# [EXTRACTED TEXT]
## Begin

2. A digital audio receiver as claimed in claim 1 in which one or more of the further signals is a broadcast signal supplied to the control means by the separating means.
3. A digital audio receiver as claimed in claim 1 or 2 in which one or more of the further signals is supplied to the control means from the user operable means.
4. A digital audio receiver as claimed in claim 1 in which the clips include audio information identifying broadcast content.
5. A digital audio receiver as claimed in claim 1 in which the clips include clips relating to broadcast-independent functions of the receiver.
6. A digital audio receiver as claimed in claim 1 in which the means for storing the audio clips stores data on a first-in first-out basis.
7. A digital audio receiver as claimed in claim 1 in which the clips have associated identification data to permit them to be overwritten.
8. A receiver as claimed in claim 1 including decoding means in which the audio clips are decoded separately from the remainder of the broadcast audio data.
9. A receiver as claimed in claim 1, wherein some of the additional audio clips is connected with standard functions of the receiver.
10. A receiver as claimed in claim 1, wherein one of the additional audio clips is connected with a volume up/down function.
11. A receiver as claimed in claim 1, wherein each additional audio clip stored on the means for storing is selectively updatable.

## End

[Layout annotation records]
## Begin

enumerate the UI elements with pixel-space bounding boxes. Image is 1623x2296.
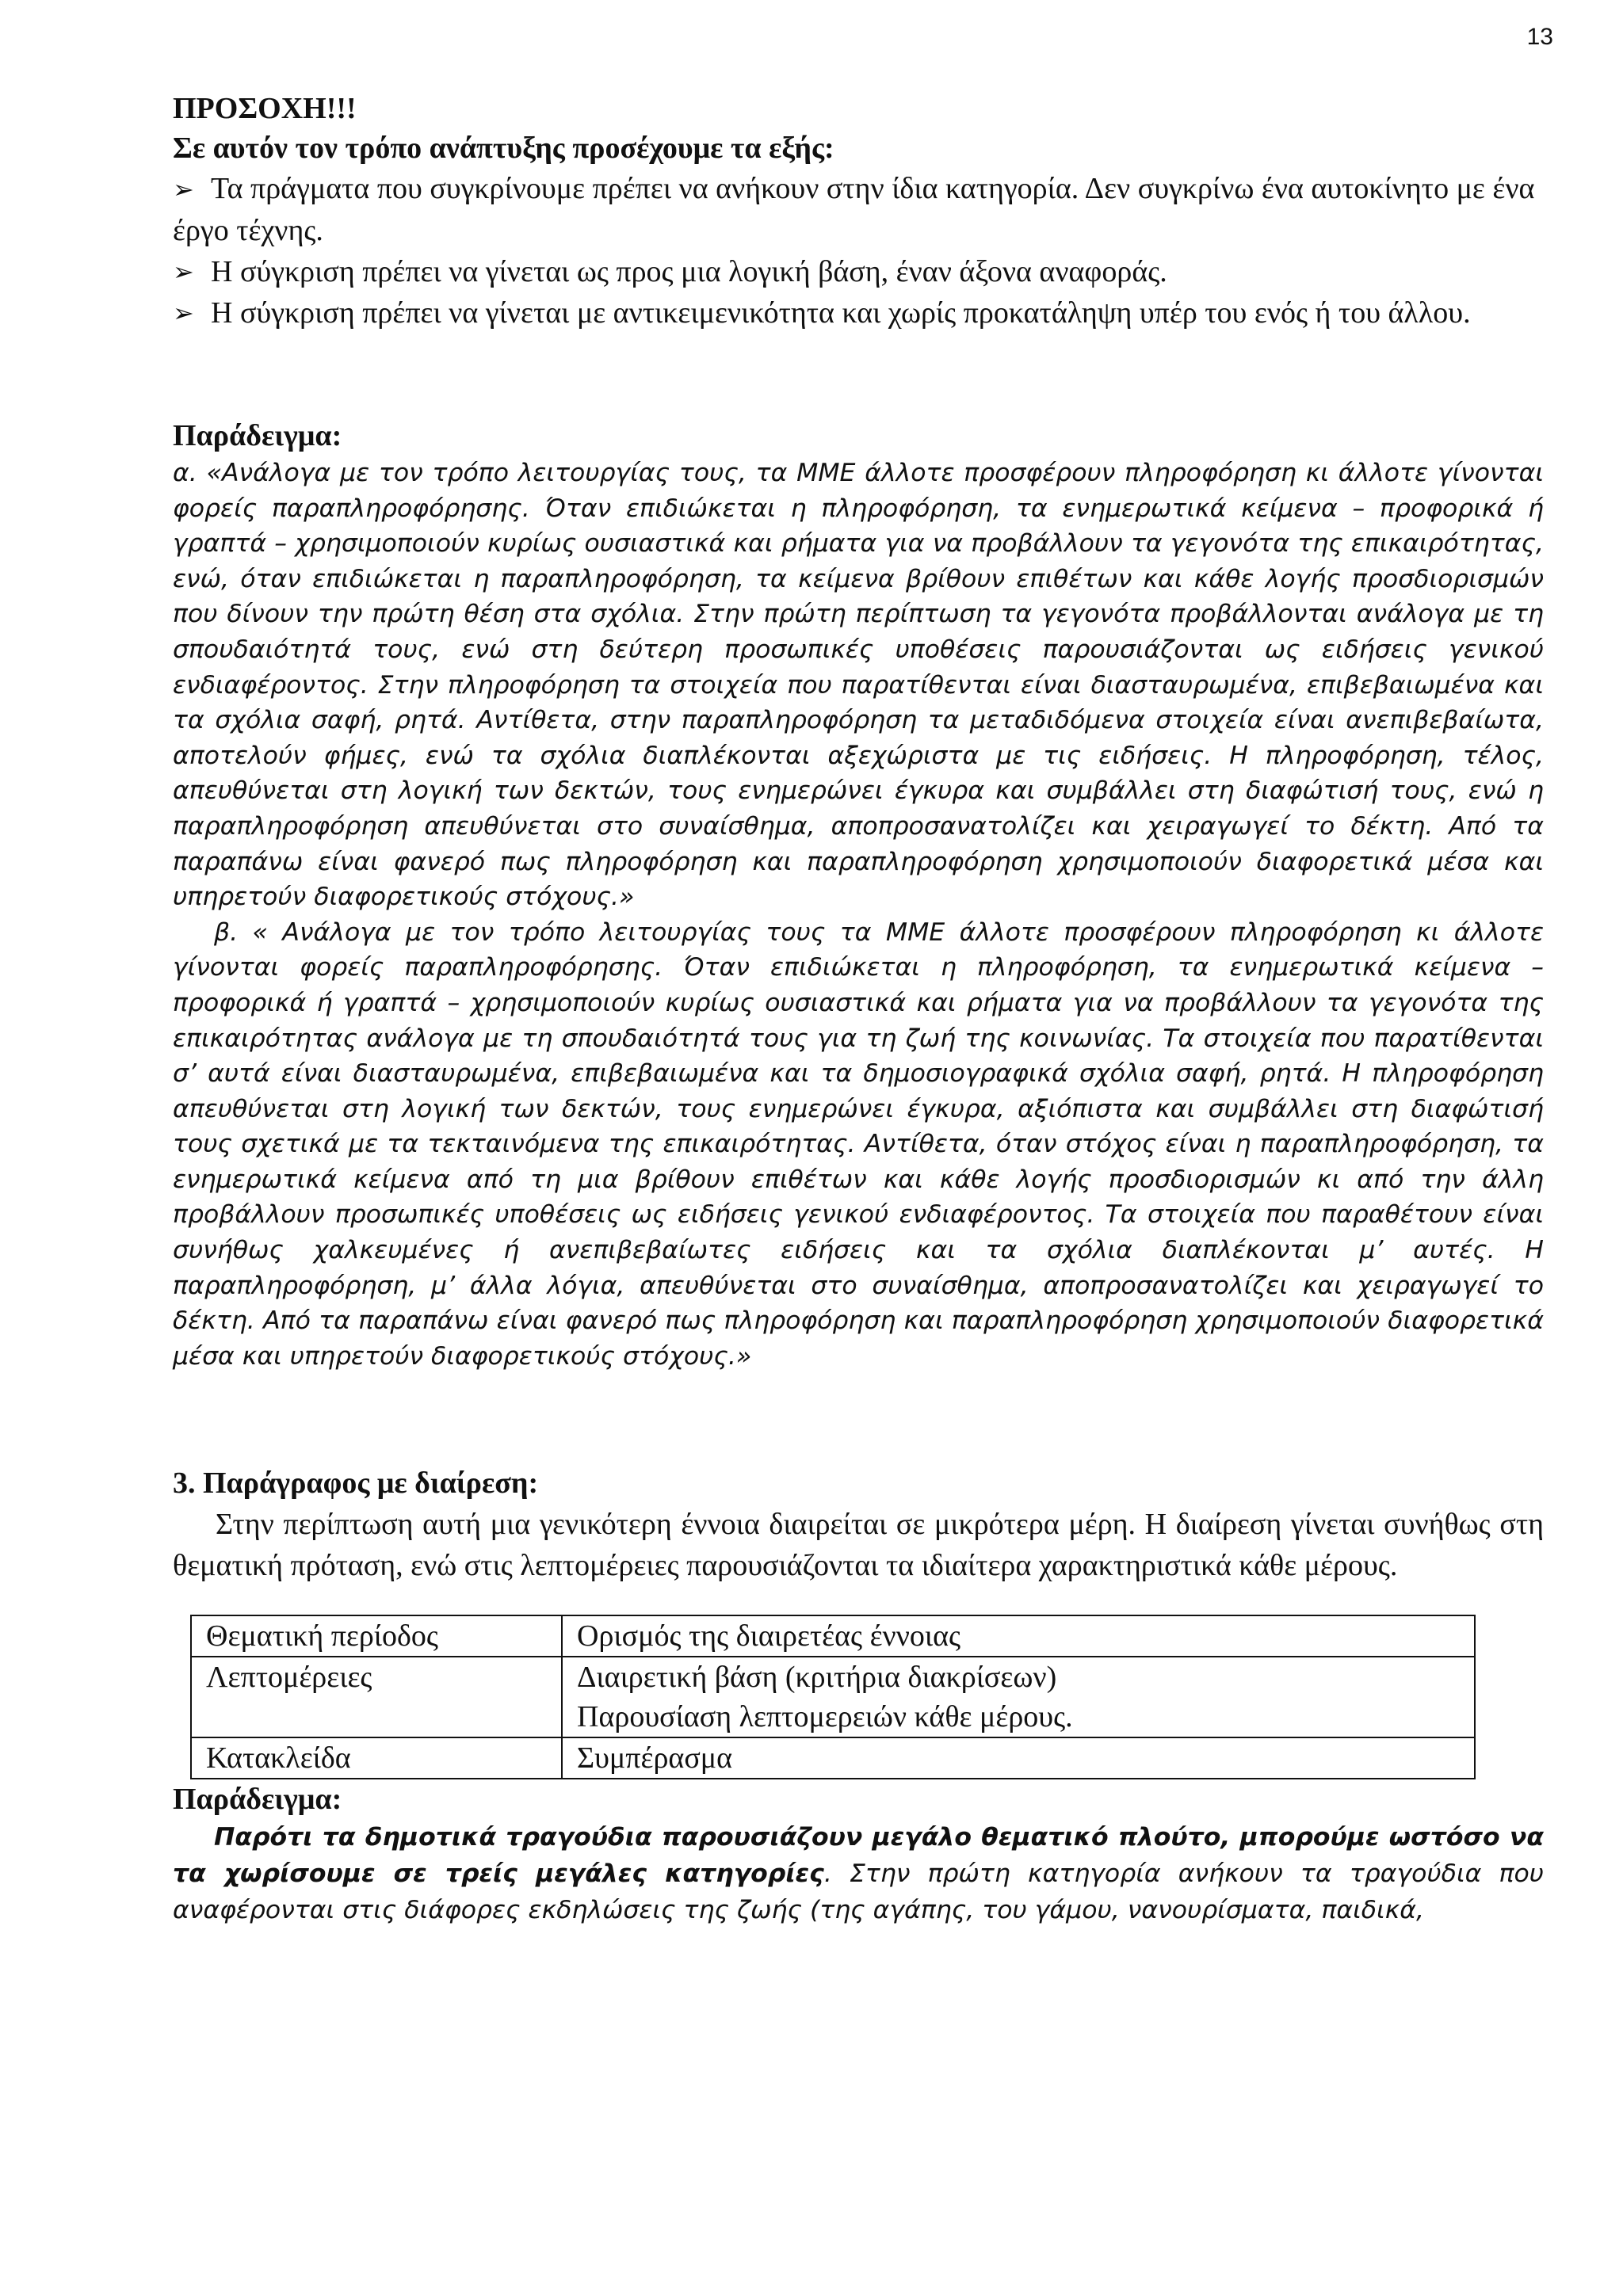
division-table xyxy=(190,1615,1476,1779)
page-number: 13 xyxy=(1526,24,1553,50)
arrowhead-bullet-icon: ➢ xyxy=(173,175,194,204)
bullet-text: Τα πράγματα που συγκρίνουμε πρέπει να ανήκουν στην ίδια κατηγορία. Δεν συγκρίνω ένα αυτοκίνητο με ένα έργο τέχνης. xyxy=(173,172,1535,247)
example-rest-text: . Στην πρώτη κατηγορία ανήκουν τα τραγούδια που αναφέρονται στις διάφορες εκδηλώσεις της ζωής (της αγάπης, του γάμου, νανουρίσματα, παιδικά, xyxy=(173,1859,1544,1925)
list-item xyxy=(173,251,1544,292)
attention-bullet-list xyxy=(173,168,1544,334)
arrowhead-bullet-icon: ➢ xyxy=(173,257,194,286)
example-paragraph-b: β. « Ανάλογα με τον τρόπο λειτουργίας τους τα ΜΜΕ άλλοτε προσφέρουν πληροφόρηση κι άλλοτε γίνονται φορείς παραπληροφόρησης. Όταν επιδιώκεται η πληροφόρηση, τα ενημερωτικά κείμενα – προφορικά ή γραπτά – χρησιμοποιούν κυρίως ουσιαστικά και ρήματα για να προβάλλουν τα γεγονότα της επικαιρότητας ανάλογα με τη σπουδαιότητά τους για τη ζωή της κοινωνίας. Τα στοιχεία που παρατίθενται σ’ αυτά είναι διασταυρωμένα, επιβεβαιωμένα και τα δημοσιογραφικά σχόλια σαφή, ρητά. Η πληροφόρηση απευθύνεται στη λογική των δεκτών, τους ενημερώνει έγκυρα, αξιόπιστα και συμβάλλει στη διαφώτισή τους σχετικά με τα τεκταινόμενα της επικαιρότητας. Αντίθετα, όταν στόχος είναι η παραπληροφόρηση, τα ενημερωτικά κείμενα από τη μια βρίθουν επιθέτων και κάθε λογής προσδιορισμών κι από την άλλη προβάλλουν προσωπικές υποθέσεις ως ειδήσεις γενικού ενδιαφέροντος. Τα στοιχεία που παραθέτουν είναι συνήθως χαλκευμένες ή ανεπιβεβαίωτες ειδήσεις και τα σχόλια διαπλέκονται μ’ αυτές. Η παραπληροφόρηση, μ’ άλλα λόγια, απευθύνεται στο συναίσθημα, αποπροσανατολίζει και χειραγωγεί το δέκτη. Από τα παραπάνω είναι φανερό πως πληροφόρηση και παραπληροφόρηση χρησιμοποιούν διαφορετικά μέσα και υπηρετούν διαφορετικούς στόχους.» xyxy=(173,917,1544,1371)
table-cell xyxy=(562,1737,1475,1779)
cell-line: Διαιρετική βάση (κριτήρια διακρίσεων) xyxy=(577,1661,1057,1695)
table-row xyxy=(191,1737,1475,1779)
table-cell xyxy=(562,1615,1475,1657)
example-paragraph-a: α. «Ανάλογα με τον τρόπο λειτουργίας τους, τα ΜΜΕ άλλοτε προσφέρουν πληροφόρηση κι άλλοτε γίνονται φορείς παραπληροφόρησης. Όταν επιδιώκεται η πληροφόρηση, τα ενημερωτικά κείμενα – προφορικά ή γραπτά – χρησιμοποιούν κυρίως ουσιαστικά και ρήματα για να προβάλλουν τα γεγονότα της επικαιρότητας, ενώ, όταν επιδιώκεται η παραπληροφόρηση, τα κείμενα βρίθουν επιθέτων και κάθε λογής προσδιορισμών που δίνουν την πρώτη θέση στα σχόλια. Στην πρώτη περίπτωση τα γεγονότα προβάλλονται ανάλογα με τη σπουδαιότητά τους, ενώ στη δεύτερη προσωπικές υποθέσεις παρουσιάζονται ως ειδήσεις γενικού ενδιαφέροντος. Στην πληροφόρηση τα στοιχεία που παρατίθενται είναι διασταυρωμένα, επιβεβαιωμένα και τα σχόλια σαφή, ρητά. Αντίθετα, στην παραπληροφόρηση τα μεταδιδόμενα στοιχεία είναι ανεπιβεβαίωτα, αποτελούν φήμες, ενώ τα σχόλια διαπλέκονται αξεχώριστα με τις ειδήσεις. Η πληροφόρηση, τέλος, απευθύνεται στη λογική των δεκτών, τους ενημερώνει έγκυρα και συμβάλλει στη διαφώτισή τους, ενώ η παραπληροφόρηση απευθύνεται στο συναίσθημα, αποπροσανατολίζει και χειραγωγεί το δέκτη. Από τα παραπάνω είναι φανερό πως πληροφόρηση και παραπληροφόρηση χρησιμοποιούν διαφορετικά μέσα και υπηρετούν διαφορετικούς στόχους.» xyxy=(173,459,1544,912)
list-item xyxy=(173,168,1544,251)
table-row xyxy=(191,1657,1475,1737)
example-heading-2: Παράδειγμα: xyxy=(173,1783,342,1817)
list-item xyxy=(173,292,1544,334)
example-paragraph-3 xyxy=(173,1819,1544,1928)
bullet-text: Η σύγκριση πρέπει να γίνεται ως προς μια λογική βάση, έναν άξονα αναφοράς. xyxy=(211,255,1167,288)
cell-line: Ορισμός της διαιρετέας έννοιας xyxy=(577,1619,961,1653)
table-row xyxy=(191,1615,1475,1657)
table-cell: Θεματική περίοδος xyxy=(191,1615,562,1657)
bullet-text: Η σύγκριση πρέπει να γίνεται με αντικειμενικότητα και χωρίς προκατάληψη υπέρ του ενός ή του άλλου. xyxy=(211,296,1471,330)
table-cell xyxy=(562,1657,1475,1737)
page-content xyxy=(173,89,1544,1928)
cell-line: Παρουσίαση λεπτομερειών κάθε μέρους. xyxy=(577,1700,1073,1734)
attention-title: ΠΡΟΣΟΧΗ!!! xyxy=(173,92,357,125)
attention-subtitle: Σε αυτόν τον τρόπο ανάπτυξης προσέχουμε τα εξής: xyxy=(173,132,834,165)
example-heading: Παράδειγμα: xyxy=(173,419,342,452)
section-heading: 3. Παράγραφος με διαίρεση: xyxy=(173,1466,539,1501)
example-bold-text: Παρότι τα δημοτικά τραγούδια παρουσιάζουν μεγάλο θεματικό πλούτο, μπορούμε ωστόσο να τα χωρίσουμε σε τρείς μεγάλες κατηγορίες xyxy=(173,1823,1544,1889)
table-cell: Λεπτομέρειες xyxy=(191,1657,562,1737)
arrowhead-bullet-icon: ➢ xyxy=(173,299,194,327)
cell-line: Συμπέρασμα xyxy=(577,1741,733,1775)
table-cell: Κατακλείδα xyxy=(191,1737,562,1779)
section-body: Στην περίπτωση αυτή μια γενικότερη έννοια διαιρείται σε μικρότερα μέρη. Η διαίρεση γίνεται συνήθως στη θεματική πρόταση, ενώ στις λεπτομέρειες παρουσιάζονται τα ιδιαίτερα χαρακτηριστικά κάθε μέρους. xyxy=(173,1508,1544,1583)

## End

# [WORK INSTRUCTIONS]
1 – Reproduce everything in the receiver claims from "7. A digital" down to "is selectively updatable.".
2 – Which numbered claims in the receiver claims open with the words "A receiver" rather than "A digital audio receiver"?
3 – Carry the receiver claims forward from the point where they stop.
The records have no connection to the receiver claims.

# [PER-TASK ANSWERS]
1 –
7. A digital audio receiver as claimed in claim 1 in which the clips have associated identification data to permit them to be overwritten.
8. A receiver as claimed in claim 1 including decoding means in which the audio clips are decoded separately from the remainder of the broadcast audio data.
9. A receiver as claimed in claim 1, wherein some of the additional audio clips is connected with standard functions of the receiver.
10. A receiver as claimed in claim 1, wherein one of the additional audio clips is connected with a volume up/down function.
11. A receiver as claimed in claim 1, wherein each additional audio clip stored on the means for storing is selectively updatable.

2 – Claims 8, 9, 10 and 11

3 –
Description

The present invention relates to an aural interface system for use with digital receivers such as digital radio receivers.

Users of digital radios rely on visual and physical interfaces to know what services and/or content is available or the results of operating the controls. Additionally, there is another increasing range of data services available to digital receiving equipment Most receivers will display user options using a visual method incorporating an LCD or graphical display and require the user to press buttons, manipulate a cursor or use some other user input method relating to the graphical data in order to control the receiver functions. A disadvantage of this arrangement is that it is not convenient for visually impaired users who are potentially the major benefactors of new data services and advanced digital broadcast facilities. For receivers in vehicles this can present a serious distraction to drivers.

It is known to provide set top boxes with an audio output facility whereby visually impaired users can use the facilities offered by the set top box, for example to navigate their way through an electronic on-screen program guide. An example is shown in WO-A-99/63754. Here it is suggested that the user might download new audio clips from an external server. Also, it is known to provide DVDs with audio navigation which allows visually impaired users to access all of the DVD's features.

The present invention proposes to enhance these facilities by storing in the receiver brief audio sound clips, and enabling broadcasters to have a degree of control over the content of such sound clips. The clips may include clips relating to the normal operation of the receivers apparatus as well as content information relating to the broadcast.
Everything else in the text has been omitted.